→ Problem statement: Locate every line in the material below that has the word "不是最简二次根式根式". Copy each of those lines.

* * * * * * *

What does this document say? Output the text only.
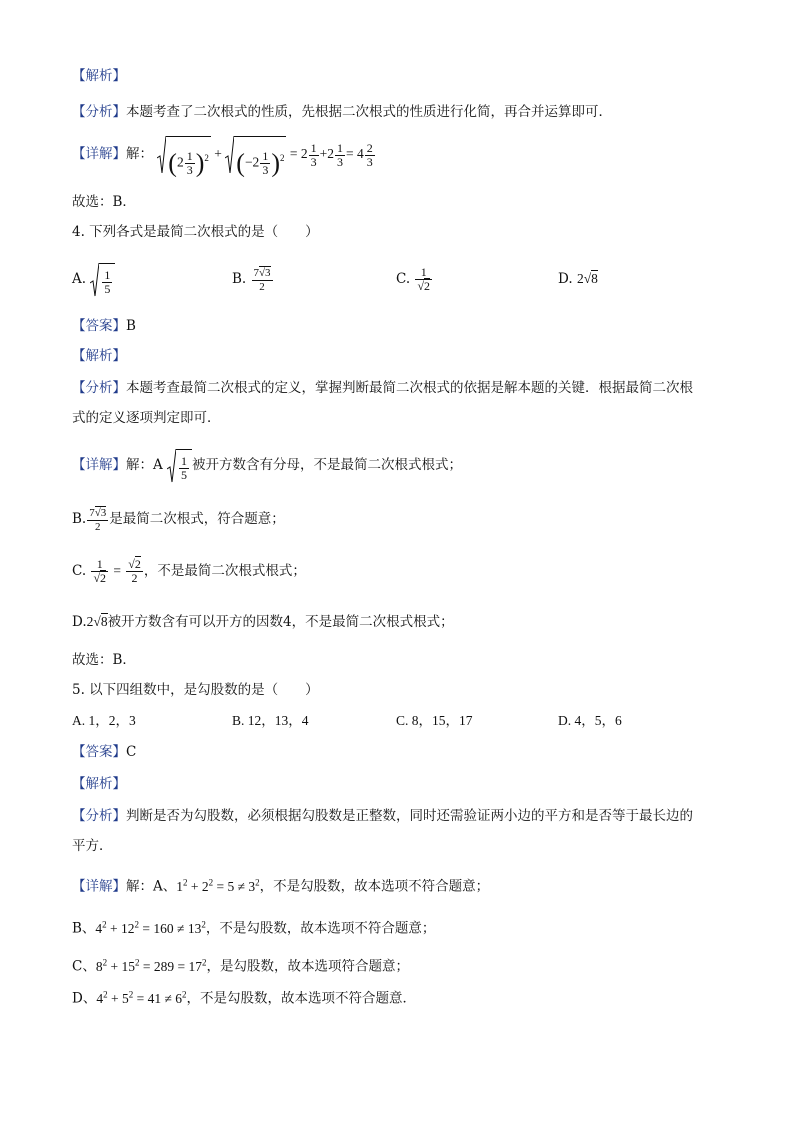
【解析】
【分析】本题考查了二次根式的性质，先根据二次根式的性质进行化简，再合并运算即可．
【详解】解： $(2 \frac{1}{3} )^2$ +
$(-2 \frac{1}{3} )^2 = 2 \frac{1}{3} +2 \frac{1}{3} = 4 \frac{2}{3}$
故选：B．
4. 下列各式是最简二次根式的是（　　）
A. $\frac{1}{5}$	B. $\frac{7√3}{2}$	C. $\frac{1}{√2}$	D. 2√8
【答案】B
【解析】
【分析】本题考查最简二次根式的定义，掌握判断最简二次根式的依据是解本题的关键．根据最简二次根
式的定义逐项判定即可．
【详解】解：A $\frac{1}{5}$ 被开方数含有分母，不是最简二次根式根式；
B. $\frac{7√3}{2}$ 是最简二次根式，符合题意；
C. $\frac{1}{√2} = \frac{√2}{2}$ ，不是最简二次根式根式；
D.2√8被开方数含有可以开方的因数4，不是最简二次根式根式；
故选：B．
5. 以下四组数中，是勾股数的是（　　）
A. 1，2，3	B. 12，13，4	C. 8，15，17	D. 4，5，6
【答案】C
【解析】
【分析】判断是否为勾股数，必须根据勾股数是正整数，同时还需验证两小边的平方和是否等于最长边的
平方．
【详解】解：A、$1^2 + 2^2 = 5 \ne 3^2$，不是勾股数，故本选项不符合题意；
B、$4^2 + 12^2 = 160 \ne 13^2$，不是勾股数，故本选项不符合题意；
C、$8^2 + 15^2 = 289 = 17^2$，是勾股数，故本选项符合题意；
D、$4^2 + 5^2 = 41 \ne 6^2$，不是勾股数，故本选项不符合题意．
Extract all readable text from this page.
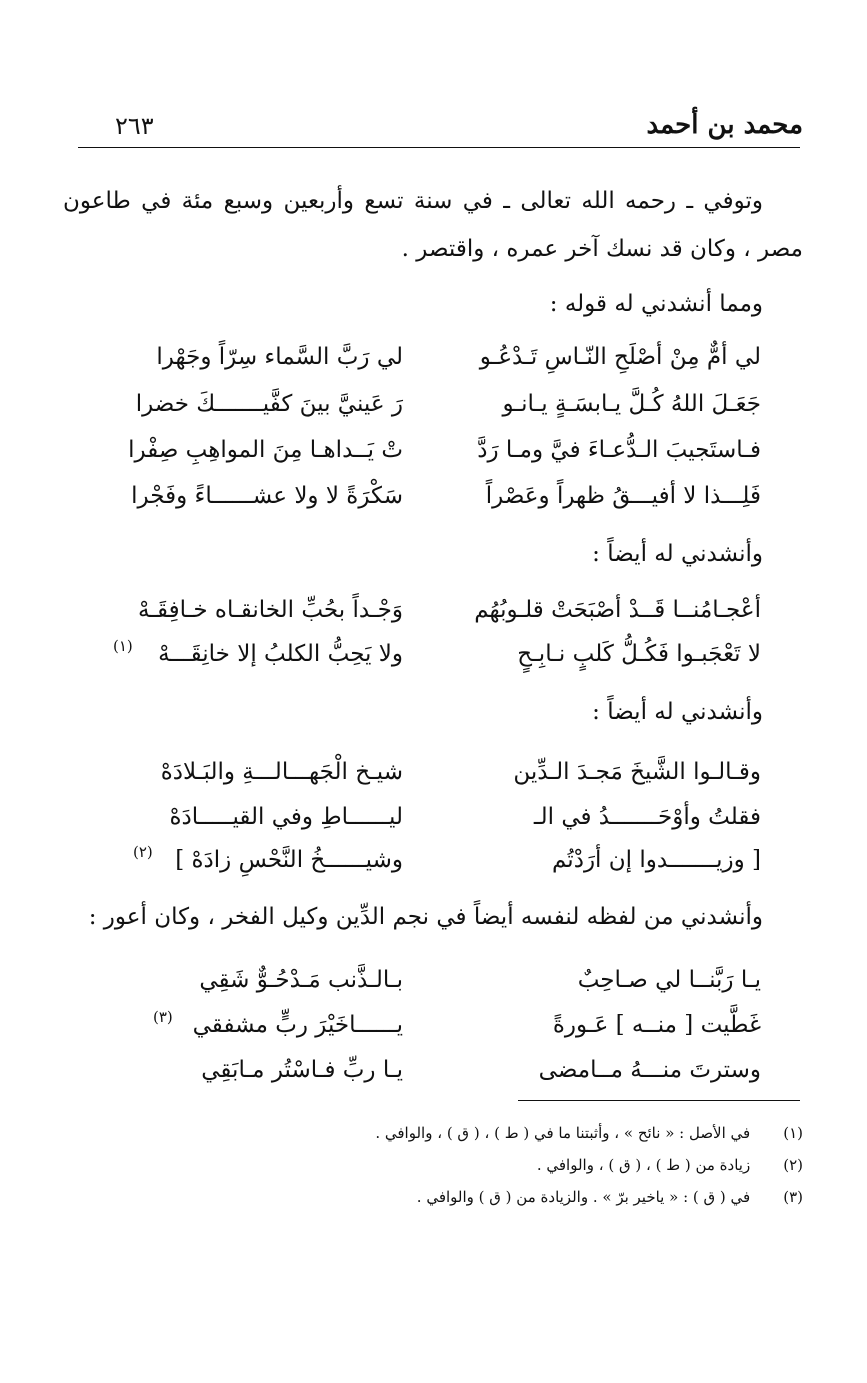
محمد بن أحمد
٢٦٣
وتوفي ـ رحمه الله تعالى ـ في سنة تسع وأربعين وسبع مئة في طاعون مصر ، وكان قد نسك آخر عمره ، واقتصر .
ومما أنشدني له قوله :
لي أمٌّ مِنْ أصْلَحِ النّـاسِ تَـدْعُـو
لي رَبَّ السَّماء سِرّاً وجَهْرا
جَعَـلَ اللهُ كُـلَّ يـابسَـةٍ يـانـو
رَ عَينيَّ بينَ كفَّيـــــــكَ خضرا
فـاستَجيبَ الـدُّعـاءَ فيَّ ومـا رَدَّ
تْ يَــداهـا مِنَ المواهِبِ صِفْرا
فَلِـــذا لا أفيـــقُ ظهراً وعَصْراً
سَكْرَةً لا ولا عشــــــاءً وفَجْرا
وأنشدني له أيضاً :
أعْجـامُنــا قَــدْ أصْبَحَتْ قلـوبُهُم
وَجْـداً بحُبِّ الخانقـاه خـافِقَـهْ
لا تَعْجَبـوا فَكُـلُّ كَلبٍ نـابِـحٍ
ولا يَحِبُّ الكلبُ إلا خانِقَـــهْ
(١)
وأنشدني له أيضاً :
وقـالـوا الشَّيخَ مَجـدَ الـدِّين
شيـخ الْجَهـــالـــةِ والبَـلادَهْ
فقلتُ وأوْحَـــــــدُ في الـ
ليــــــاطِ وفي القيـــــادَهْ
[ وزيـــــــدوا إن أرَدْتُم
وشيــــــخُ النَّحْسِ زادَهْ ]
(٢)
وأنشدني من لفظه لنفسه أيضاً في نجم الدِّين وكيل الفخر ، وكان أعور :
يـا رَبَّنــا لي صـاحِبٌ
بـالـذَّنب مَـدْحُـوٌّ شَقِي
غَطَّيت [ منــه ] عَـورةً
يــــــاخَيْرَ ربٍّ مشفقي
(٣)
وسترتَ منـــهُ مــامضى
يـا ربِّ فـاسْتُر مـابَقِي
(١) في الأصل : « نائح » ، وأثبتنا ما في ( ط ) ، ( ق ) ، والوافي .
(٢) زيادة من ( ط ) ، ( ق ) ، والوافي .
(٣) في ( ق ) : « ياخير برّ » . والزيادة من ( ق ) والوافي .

* * * * * * *

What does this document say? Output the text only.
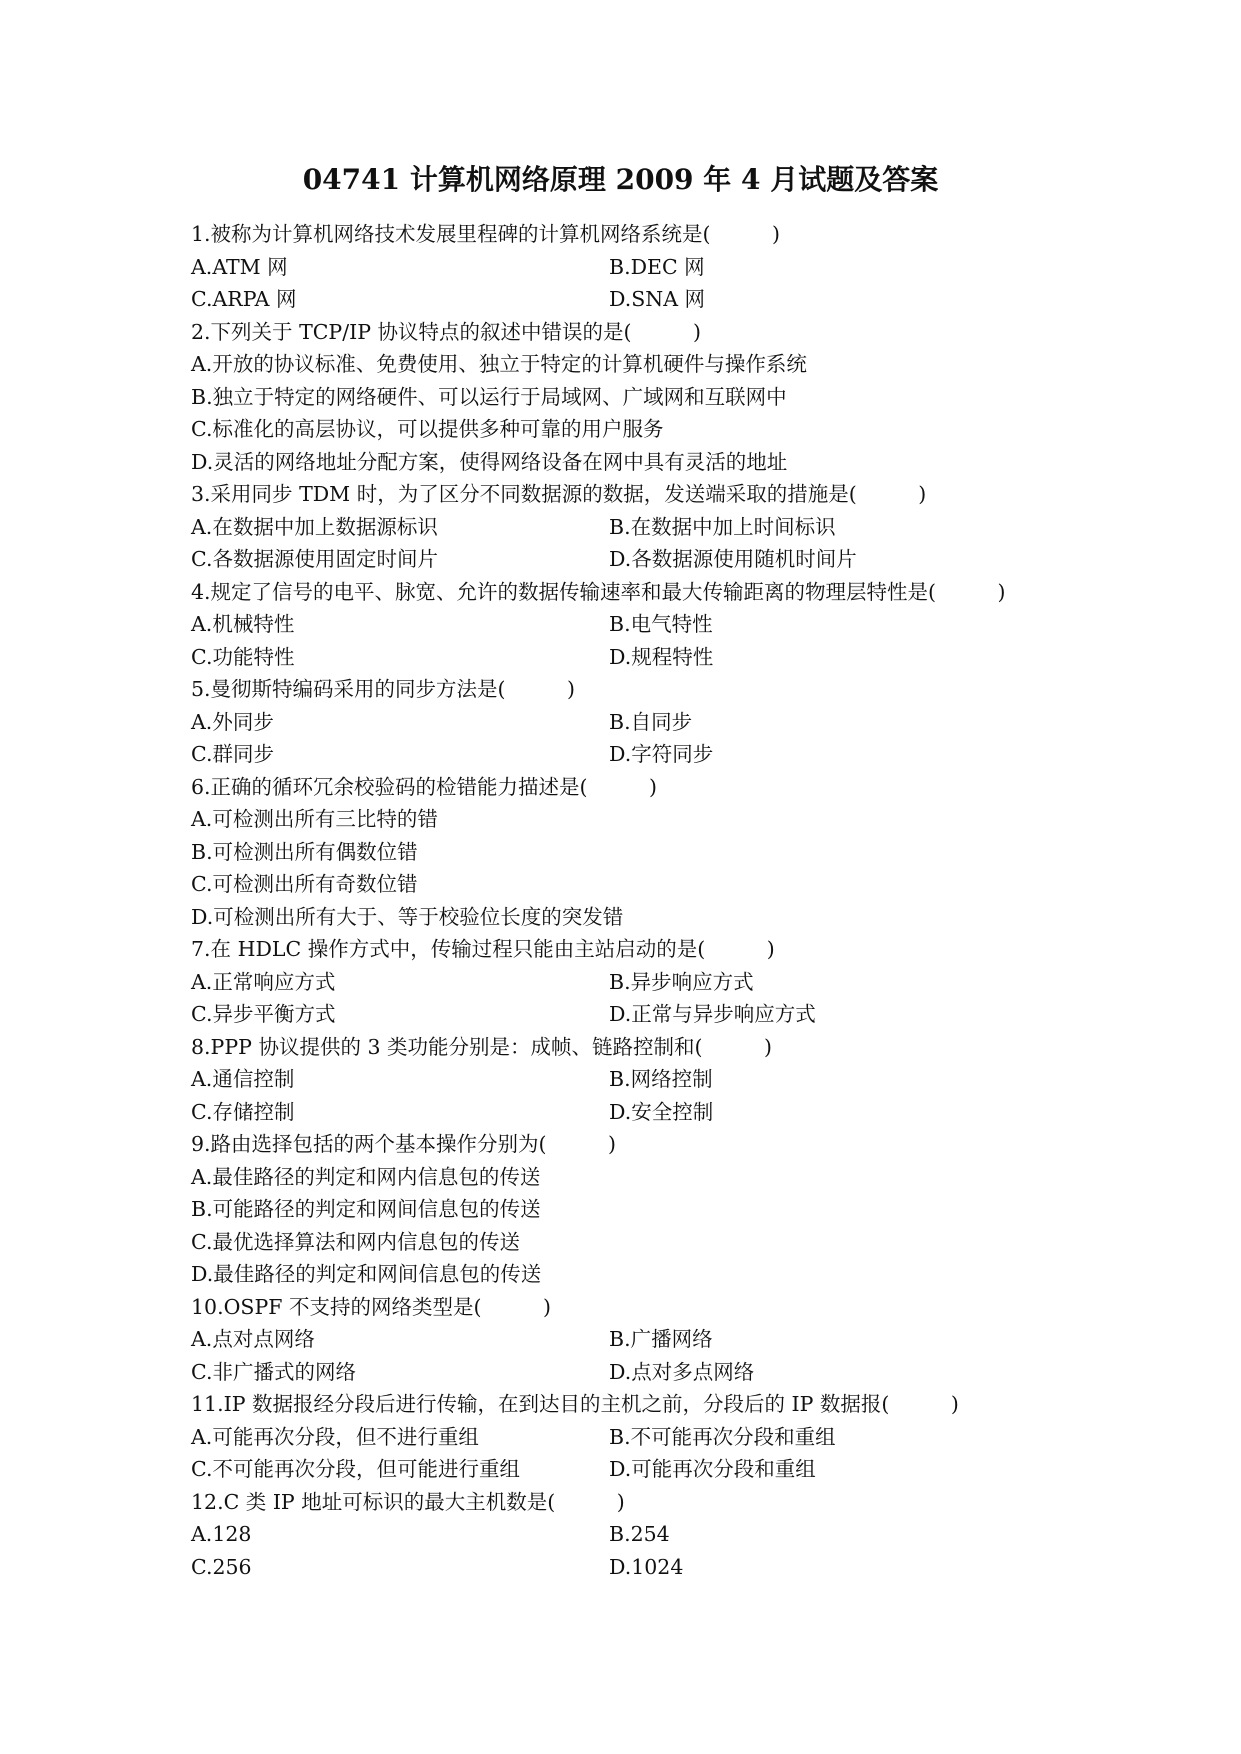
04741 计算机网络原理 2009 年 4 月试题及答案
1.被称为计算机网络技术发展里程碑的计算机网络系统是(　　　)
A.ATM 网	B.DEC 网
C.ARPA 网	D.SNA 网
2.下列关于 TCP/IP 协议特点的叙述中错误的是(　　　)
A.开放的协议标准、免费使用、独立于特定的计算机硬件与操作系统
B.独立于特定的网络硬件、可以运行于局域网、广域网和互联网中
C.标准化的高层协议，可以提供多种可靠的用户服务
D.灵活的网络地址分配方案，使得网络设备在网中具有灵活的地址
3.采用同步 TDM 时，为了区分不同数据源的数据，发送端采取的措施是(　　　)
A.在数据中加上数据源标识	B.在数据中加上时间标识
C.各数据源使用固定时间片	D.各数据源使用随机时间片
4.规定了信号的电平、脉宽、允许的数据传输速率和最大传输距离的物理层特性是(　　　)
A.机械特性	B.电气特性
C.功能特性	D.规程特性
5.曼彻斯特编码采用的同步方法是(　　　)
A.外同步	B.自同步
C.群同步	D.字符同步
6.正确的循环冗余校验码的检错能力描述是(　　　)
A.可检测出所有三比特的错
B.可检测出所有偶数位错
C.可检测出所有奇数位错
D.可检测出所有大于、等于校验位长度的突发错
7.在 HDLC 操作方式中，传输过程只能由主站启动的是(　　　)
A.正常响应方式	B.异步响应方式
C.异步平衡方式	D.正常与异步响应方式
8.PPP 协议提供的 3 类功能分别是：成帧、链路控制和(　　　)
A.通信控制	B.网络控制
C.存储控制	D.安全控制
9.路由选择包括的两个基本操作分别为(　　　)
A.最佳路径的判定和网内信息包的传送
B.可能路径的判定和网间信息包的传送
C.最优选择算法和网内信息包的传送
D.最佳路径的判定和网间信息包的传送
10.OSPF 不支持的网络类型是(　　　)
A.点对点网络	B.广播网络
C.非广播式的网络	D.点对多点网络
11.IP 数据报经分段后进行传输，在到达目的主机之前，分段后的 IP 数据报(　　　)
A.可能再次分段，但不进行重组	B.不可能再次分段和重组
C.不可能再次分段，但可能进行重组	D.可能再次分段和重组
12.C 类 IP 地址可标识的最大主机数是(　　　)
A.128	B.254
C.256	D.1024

* * * * * * *

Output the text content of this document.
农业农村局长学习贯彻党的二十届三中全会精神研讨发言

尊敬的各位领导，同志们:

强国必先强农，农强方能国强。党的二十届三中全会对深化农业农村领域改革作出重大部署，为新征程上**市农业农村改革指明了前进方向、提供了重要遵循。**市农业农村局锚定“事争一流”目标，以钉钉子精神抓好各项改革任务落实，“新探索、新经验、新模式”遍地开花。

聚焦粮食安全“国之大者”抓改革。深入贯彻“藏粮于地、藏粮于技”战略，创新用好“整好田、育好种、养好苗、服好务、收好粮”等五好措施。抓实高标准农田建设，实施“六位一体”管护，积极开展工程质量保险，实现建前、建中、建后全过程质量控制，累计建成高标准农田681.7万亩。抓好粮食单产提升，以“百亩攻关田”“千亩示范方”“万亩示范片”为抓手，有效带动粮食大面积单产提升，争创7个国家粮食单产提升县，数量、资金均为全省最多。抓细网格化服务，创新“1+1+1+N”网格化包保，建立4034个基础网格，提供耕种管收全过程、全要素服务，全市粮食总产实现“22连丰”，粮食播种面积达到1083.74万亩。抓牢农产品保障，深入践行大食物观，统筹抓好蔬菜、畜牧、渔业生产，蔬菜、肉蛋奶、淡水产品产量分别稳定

* * * * * * *

→ Answer in full:
【详解】解：A $\frac{1}{5}$ 被开方数含有分母，不是最简二次根式根式；
C. $\frac{1}{√2} = \frac{√2}{2}$ ，不是最简二次根式根式；
D.2√8被开方数含有可以开方的因数4，不是最简二次根式根式；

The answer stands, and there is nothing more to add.